* PROBLEM: Report every line below that holds the word "деятельности".

* MATERIAL FOR THE TASK:
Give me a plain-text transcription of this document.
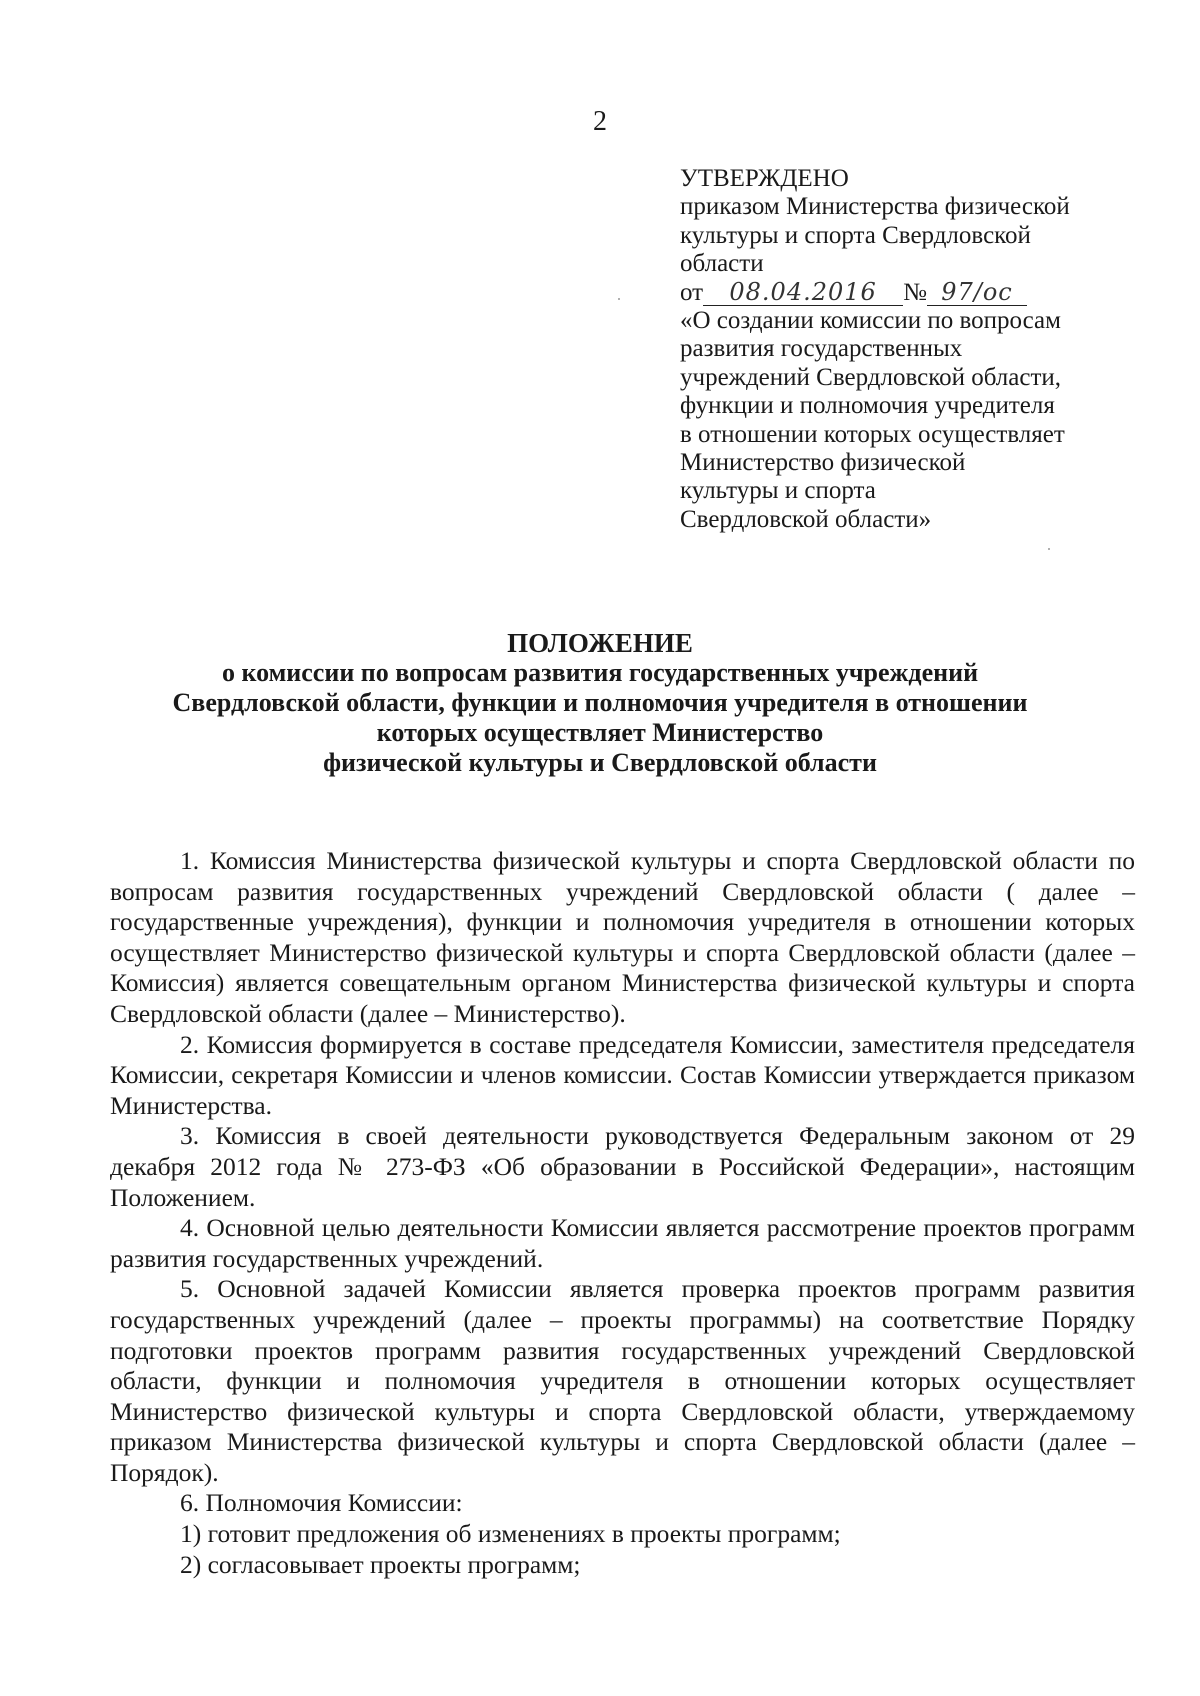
2
УТВЕРЖДЕНО
приказом Министерства физической
культуры и спорта Свердловской
области
от 08.04.2016 № 97/ос
«О создании комиссии по вопросам
развития государственных
учреждений Свердловской области,
функции и полномочия учредителя
в отношении которых осуществляет
Министерство физической
культуры и спорта
Свердловской области»
ПОЛОЖЕНИЕ
о комиссии по вопросам развития государственных учреждений
Свердловской области, функции и полномочия учредителя в отношении
которых осуществляет Министерство
физической культуры и Свердловской области

1. Комиссия Министерства физической культуры и спорта Свердловской области по вопросам развития государственных учреждений Свердловской области ( далее – государственные учреждения), функции и полномочия учредителя в отношении которых осуществляет Министерство физической культуры и спорта Свердловской области (далее – Комиссия) является совещательным органом Министерства физической культуры и спорта Свердловской области (далее – Министерство).

2. Комиссия формируется в составе председателя Комиссии, заместителя председателя Комиссии, секретаря Комиссии и членов комиссии. Состав Комиссии утверждается приказом Министерства.

3. Комиссия в своей деятельности руководствуется Федеральным законом от 29 декабря 2012 года № 273-ФЗ «Об образовании в Российской Федерации», настоящим Положением.

4. Основной целью деятельности Комиссии является рассмотрение проектов программ развития государственных учреждений.

5. Основной задачей Комиссии является проверка проектов программ развития государственных учреждений (далее – проекты программы) на соответствие Порядку подготовки проектов программ развития государственных учреждений Свердловской области, функции и полномочия учредителя в отношении которых осуществляет Министерство физической культуры и спорта Свердловской области, утверждаемому приказом Министерства физической культуры и спорта Свердловской области (далее – Порядок).

6. Полномочия Комиссии:

1) готовит предложения об изменениях в проекты программ;

2) согласовывает проекты программ;
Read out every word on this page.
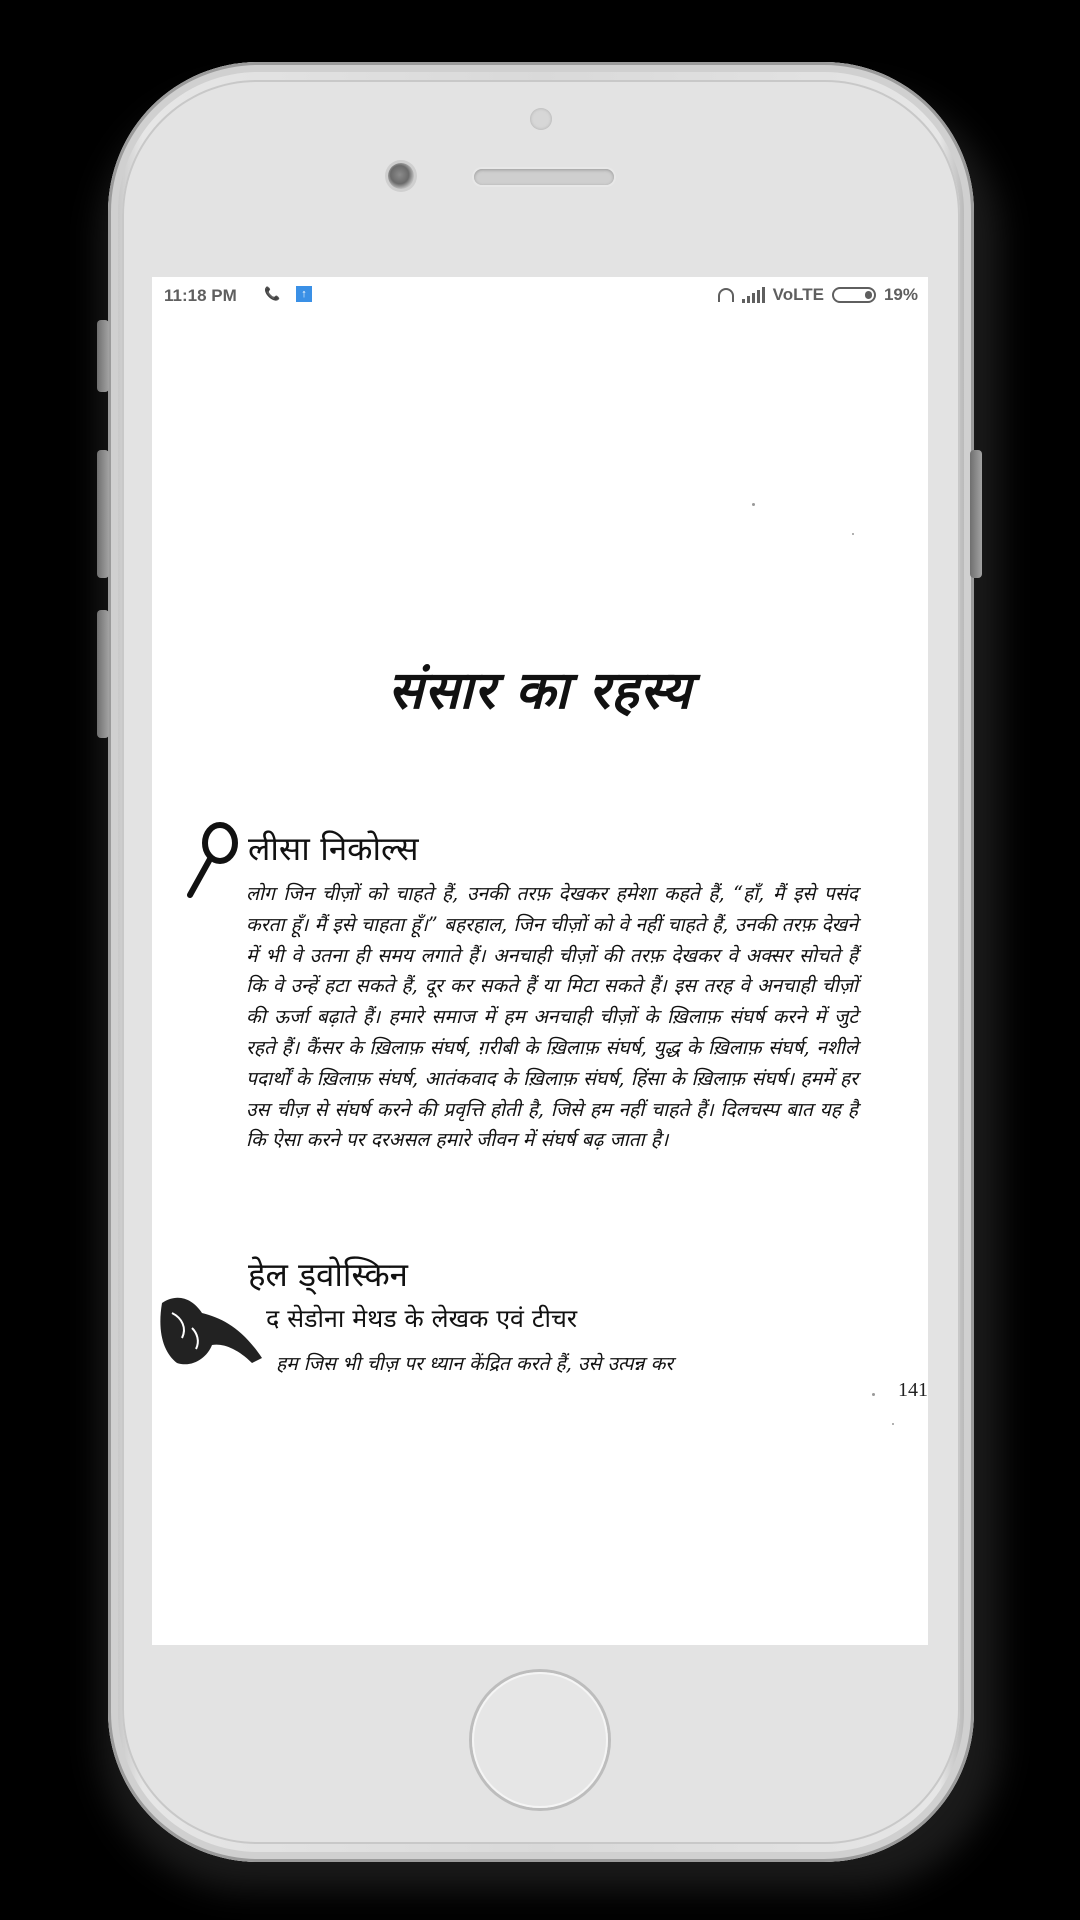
11:18 PM 📞	↑	VoLTE	19%
संसार का रहस्य
लीसा निकोल्स
लोग जिन चीज़ों को चाहते हैं, उनकी तरफ़ देखकर हमेशा कहते हैं, “हाँ, मैं इसे पसंद करता हूँ। मैं इसे चाहता हूँ।” बहरहाल, जिन चीज़ों को वे नहीं चाहते हैं, उनकी तरफ़ देखने में भी वे उतना ही समय लगाते हैं। अनचाही चीज़ों की तरफ़ देखकर वे अक्सर सोचते हैं कि वे उन्हें हटा सकते हैं, दूर कर सकते हैं या मिटा सकते हैं। इस तरह वे अनचाही चीज़ों की ऊर्जा बढ़ाते हैं। हमारे समाज में हम अनचाही चीज़ों के ख़िलाफ़ संघर्ष करने में जुटे रहते हैं। कैंसर के ख़िलाफ़ संघर्ष, ग़रीबी के ख़िलाफ़ संघर्ष, युद्ध के ख़िलाफ़ संघर्ष, नशीले पदार्थों के ख़िलाफ़ संघर्ष, आतंकवाद के ख़िलाफ़ संघर्ष, हिंसा के ख़िलाफ़ संघर्ष। हममें हर उस चीज़ से संघर्ष करने की प्रवृत्ति होती है, जिसे हम नहीं चाहते हैं। दिलचस्प बात यह है कि ऐसा करने पर दरअसल हमारे जीवन में संघर्ष बढ़ जाता है।
हेल ड्वोस्किन
द सेडोना मेथड के लेखक एवं टीचर
हम जिस भी चीज़ पर ध्यान केंद्रित करते हैं, उसे उत्पन्न कर
141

* OUTPUT FOR THIS EXERCISE:
3. Комиссия в своей деятельности руководствуется Федеральным законом от 29 декабря 2012 года № 273-ФЗ «Об образовании в Российской Федерации», настоящим Положением.
4. Основной целью деятельности Комиссии является рассмотрение проектов программ развития государственных учреждений.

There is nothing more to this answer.